■ **WHAT THE TASK ASKS**
The required output is a single number: how many lines of the material contain the string "salinity".

— START —

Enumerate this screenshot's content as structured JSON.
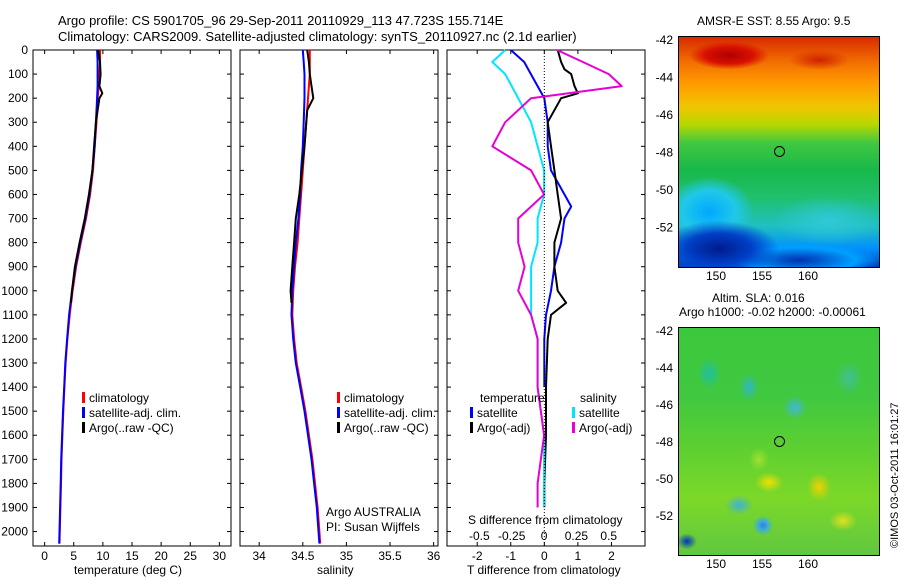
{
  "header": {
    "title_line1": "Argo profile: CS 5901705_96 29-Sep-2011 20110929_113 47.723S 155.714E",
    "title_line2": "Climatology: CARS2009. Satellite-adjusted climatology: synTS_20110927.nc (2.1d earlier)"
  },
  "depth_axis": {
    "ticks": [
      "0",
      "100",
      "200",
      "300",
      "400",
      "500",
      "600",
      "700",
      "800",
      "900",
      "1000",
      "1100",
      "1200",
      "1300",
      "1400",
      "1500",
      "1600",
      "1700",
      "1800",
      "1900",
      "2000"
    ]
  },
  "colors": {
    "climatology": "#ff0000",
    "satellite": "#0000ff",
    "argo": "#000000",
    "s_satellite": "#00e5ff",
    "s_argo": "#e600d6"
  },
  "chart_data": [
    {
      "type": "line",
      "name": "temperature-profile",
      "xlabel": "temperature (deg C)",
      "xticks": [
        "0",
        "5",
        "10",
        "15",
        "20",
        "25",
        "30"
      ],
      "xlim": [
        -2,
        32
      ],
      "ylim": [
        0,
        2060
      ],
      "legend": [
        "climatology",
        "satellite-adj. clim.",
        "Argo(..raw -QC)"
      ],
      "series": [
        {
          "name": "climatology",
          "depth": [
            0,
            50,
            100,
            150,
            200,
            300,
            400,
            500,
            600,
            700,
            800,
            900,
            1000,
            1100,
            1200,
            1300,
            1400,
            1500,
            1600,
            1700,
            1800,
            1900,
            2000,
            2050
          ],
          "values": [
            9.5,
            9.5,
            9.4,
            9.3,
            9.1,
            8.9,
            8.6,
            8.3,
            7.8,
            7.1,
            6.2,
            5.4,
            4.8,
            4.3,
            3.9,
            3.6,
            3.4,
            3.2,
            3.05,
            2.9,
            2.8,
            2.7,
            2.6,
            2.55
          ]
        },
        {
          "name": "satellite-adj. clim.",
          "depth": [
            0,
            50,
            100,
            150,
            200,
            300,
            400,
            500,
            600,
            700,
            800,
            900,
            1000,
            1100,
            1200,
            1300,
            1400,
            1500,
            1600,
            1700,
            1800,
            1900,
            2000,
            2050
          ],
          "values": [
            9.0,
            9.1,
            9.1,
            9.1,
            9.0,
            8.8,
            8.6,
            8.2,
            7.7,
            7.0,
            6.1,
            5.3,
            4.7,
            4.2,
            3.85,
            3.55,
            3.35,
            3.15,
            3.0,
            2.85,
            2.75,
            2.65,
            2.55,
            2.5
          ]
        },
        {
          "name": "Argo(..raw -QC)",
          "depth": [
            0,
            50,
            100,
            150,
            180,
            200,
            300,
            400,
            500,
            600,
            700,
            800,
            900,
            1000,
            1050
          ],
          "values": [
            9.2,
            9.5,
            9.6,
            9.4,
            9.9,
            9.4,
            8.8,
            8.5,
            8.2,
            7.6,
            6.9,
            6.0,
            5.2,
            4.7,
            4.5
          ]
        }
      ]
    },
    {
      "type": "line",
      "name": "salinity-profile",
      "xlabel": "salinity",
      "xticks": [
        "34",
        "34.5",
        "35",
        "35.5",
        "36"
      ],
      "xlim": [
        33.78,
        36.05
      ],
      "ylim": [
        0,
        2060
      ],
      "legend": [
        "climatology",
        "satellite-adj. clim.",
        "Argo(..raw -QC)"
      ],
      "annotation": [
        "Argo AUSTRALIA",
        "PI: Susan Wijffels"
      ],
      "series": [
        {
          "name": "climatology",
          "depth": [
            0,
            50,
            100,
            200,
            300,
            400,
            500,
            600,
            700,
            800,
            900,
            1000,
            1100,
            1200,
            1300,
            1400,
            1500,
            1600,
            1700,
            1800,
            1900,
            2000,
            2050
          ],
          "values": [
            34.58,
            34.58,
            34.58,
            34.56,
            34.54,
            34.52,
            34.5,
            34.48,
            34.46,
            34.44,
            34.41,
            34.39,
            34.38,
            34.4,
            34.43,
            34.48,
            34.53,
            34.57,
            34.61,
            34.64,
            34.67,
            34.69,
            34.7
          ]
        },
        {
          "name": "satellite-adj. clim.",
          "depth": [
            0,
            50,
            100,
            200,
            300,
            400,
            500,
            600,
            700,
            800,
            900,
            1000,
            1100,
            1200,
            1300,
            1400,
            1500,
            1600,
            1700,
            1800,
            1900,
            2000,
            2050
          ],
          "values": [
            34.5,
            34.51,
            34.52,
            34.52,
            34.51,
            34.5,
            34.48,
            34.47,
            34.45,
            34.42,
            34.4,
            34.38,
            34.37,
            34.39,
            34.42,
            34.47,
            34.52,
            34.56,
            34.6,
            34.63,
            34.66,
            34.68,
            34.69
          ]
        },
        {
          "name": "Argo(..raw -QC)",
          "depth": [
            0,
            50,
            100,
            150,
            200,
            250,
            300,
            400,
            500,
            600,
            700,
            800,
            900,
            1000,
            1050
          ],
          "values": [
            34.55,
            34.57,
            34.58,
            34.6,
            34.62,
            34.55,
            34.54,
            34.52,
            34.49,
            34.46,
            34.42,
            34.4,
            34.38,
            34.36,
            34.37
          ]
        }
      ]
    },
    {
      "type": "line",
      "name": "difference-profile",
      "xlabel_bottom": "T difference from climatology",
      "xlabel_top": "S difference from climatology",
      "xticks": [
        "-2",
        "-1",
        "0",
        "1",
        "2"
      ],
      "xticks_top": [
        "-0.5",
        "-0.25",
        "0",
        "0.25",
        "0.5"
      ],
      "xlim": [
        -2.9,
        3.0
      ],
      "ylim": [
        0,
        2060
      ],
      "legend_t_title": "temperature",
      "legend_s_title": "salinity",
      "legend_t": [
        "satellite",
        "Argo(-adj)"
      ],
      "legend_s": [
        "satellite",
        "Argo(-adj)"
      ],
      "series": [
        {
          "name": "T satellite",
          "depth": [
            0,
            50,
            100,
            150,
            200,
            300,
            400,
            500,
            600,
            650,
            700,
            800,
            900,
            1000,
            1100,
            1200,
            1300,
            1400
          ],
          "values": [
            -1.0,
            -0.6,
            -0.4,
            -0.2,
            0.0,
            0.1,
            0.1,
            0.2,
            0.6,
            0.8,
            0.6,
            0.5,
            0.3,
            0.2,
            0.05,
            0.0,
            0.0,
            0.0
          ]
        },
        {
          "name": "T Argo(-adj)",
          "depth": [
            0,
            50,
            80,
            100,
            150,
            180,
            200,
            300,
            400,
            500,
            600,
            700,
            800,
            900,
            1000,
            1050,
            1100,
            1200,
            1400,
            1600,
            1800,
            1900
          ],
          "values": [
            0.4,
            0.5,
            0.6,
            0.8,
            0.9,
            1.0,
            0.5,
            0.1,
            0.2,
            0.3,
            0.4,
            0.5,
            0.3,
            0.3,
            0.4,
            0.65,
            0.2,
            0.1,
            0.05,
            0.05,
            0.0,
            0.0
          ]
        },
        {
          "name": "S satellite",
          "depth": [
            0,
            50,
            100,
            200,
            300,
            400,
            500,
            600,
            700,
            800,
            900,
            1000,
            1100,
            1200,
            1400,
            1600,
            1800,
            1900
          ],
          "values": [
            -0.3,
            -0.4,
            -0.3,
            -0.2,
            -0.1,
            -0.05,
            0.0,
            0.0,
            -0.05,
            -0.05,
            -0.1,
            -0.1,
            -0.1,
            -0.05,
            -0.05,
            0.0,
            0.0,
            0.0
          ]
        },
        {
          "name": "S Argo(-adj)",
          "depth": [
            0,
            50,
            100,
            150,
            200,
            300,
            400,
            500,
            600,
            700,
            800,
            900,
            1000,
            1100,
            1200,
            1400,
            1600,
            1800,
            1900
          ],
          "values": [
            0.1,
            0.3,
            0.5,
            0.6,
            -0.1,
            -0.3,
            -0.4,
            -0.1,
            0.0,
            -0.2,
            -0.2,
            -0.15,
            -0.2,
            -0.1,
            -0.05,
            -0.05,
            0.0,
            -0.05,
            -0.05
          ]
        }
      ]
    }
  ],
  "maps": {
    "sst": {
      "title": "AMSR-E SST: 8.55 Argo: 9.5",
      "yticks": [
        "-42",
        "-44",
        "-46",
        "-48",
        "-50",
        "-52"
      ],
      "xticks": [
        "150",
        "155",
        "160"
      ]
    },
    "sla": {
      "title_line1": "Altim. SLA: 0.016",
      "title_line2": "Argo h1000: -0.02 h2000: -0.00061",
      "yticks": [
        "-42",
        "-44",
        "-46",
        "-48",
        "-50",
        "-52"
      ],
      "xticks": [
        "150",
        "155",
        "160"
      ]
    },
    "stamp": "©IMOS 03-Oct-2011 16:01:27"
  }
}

— END —

■ **ANSWER**
3